_TASK TO COMPLETE:_
Set down the material below in full, matching it exactly.
■ ■ ■ ■ ■
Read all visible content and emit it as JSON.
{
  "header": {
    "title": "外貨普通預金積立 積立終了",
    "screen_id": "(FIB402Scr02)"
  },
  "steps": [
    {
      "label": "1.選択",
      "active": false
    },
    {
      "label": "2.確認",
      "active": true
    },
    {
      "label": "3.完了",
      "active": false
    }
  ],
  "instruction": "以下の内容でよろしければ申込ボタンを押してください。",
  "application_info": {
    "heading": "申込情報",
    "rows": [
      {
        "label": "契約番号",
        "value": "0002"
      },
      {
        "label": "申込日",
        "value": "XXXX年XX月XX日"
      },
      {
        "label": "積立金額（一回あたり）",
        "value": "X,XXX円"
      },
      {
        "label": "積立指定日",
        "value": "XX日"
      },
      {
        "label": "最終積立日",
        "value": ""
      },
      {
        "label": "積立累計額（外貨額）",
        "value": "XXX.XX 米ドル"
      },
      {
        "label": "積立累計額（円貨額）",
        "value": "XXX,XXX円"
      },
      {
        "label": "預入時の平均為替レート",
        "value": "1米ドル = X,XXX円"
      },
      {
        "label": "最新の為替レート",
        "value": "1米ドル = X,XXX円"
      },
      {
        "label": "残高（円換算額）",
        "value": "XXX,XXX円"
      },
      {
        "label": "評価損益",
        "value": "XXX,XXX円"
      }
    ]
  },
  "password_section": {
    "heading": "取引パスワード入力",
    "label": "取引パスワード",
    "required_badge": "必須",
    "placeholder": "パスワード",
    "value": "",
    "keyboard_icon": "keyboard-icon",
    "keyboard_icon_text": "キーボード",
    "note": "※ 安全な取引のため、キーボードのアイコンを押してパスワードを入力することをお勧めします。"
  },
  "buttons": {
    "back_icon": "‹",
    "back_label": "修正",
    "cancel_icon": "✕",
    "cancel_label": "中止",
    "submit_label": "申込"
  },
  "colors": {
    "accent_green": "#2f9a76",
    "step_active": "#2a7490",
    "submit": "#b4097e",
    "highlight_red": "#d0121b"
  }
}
■ ■ ■ ■ ■
_EXERCISE RESPONSE:_
Read all visible content and emit it as JSON.
{
  "header": {
    "title": "外貨普通預金積立 積立終了",
    "screen_id": "(FIB402Scr02)"
  },
  "steps": [
    {
      "label": "1.選択",
      "active": false
    },
    {
      "label": "2.確認",
      "active": true
    },
    {
      "label": "3.完了",
      "active": false
    }
  ],
  "instruction": "以下の内容でよろしければ申込ボタンを押してください。",
  "application_info": {
    "heading": "申込情報",
    "rows": [
      {
        "label": "契約番号",
        "value": "0002"
      },
      {
        "label": "申込日",
        "value": "XXXX年XX月XX日"
      },
      {
        "label": "積立金額（一回あたり）",
        "value": "X,XXX円"
      },
      {
        "label": "積立指定日",
        "value": "XX日"
      },
      {
        "label": "最終積立日",
        "value": ""
      },
      {
        "label": "積立累計額（外貨額）",
        "value": "XXX.XX 米ドル"
      },
      {
        "label": "積立累計額（円貨額）",
        "value": "XXX,XXX円"
      },
      {
        "label": "預入時の平均為替レート",
        "value": "1米ドル = X,XXX円"
      },
      {
        "label": "最新の為替レート",
        "value": "1米ドル = X,XXX円"
      },
      {
        "label": "残高（円換算額）",
        "value": "XXX,XXX円"
      },
      {
        "label": "評価損益",
        "value": "XXX,XXX円"
      }
    ]
  },
  "password_section": {
    "heading": "取引パスワード入力",
    "label": "取引パスワード",
    "required_badge": "必須",
    "placeholder": "パスワード",
    "value": "",
    "keyboard_icon": "keyboard-icon",
    "keyboard_icon_text": "キーボード",
    "note": "※ 安全な取引のため、キーボードのアイコンを押してパスワードを入力することをお勧めします。"
  },
  "buttons": {
    "back_icon": "‹",
    "back_label": "修正",
    "cancel_icon": "✕",
    "cancel_label": "中止",
    "submit_label": "申込"
  },
  "colors": {
    "accent_green": "#2f9a76",
    "step_active": "#2a7490",
    "submit": "#b4097e",
    "highlight_red": "#d0121b"
  }
}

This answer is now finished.